_PROBLEM REQUIREMENTS_.
Give the listing again in full, exactly as written.
-- start of DATASET EXTRACT --
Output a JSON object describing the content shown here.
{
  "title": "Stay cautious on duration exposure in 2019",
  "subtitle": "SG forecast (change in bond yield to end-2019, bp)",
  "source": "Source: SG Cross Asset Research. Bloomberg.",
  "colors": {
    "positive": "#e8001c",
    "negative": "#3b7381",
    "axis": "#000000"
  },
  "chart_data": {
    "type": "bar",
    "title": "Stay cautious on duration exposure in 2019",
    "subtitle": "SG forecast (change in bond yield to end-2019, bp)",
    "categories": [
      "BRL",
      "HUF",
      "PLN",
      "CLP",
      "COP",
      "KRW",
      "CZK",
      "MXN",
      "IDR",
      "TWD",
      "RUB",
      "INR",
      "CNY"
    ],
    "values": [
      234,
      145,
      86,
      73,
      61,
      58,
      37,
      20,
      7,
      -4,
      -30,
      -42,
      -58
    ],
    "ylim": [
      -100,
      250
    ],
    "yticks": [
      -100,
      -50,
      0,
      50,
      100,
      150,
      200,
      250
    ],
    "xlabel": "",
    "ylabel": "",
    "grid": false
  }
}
-- end of DATASET EXTRACT --
_REPLY_.
Output a JSON object describing the content shown here.
{
  "title": "Stay cautious on duration exposure in 2019",
  "subtitle": "SG forecast (change in bond yield to end-2019, bp)",
  "source": "Source: SG Cross Asset Research. Bloomberg.",
  "colors": {
    "positive": "#e8001c",
    "negative": "#3b7381",
    "axis": "#000000"
  },
  "chart_data": {
    "type": "bar",
    "title": "Stay cautious on duration exposure in 2019",
    "subtitle": "SG forecast (change in bond yield to end-2019, bp)",
    "categories": [
      "BRL",
      "HUF",
      "PLN",
      "CLP",
      "COP",
      "KRW",
      "CZK",
      "MXN",
      "IDR",
      "TWD",
      "RUB",
      "INR",
      "CNY"
    ],
    "values": [
      234,
      145,
      86,
      73,
      61,
      58,
      37,
      20,
      7,
      -4,
      -30,
      -42,
      -58
    ],
    "ylim": [
      -100,
      250
    ],
    "yticks": [
      -100,
      -50,
      0,
      50,
      100,
      150,
      200,
      250
    ],
    "xlabel": "",
    "ylabel": "",
    "grid": false
  }
}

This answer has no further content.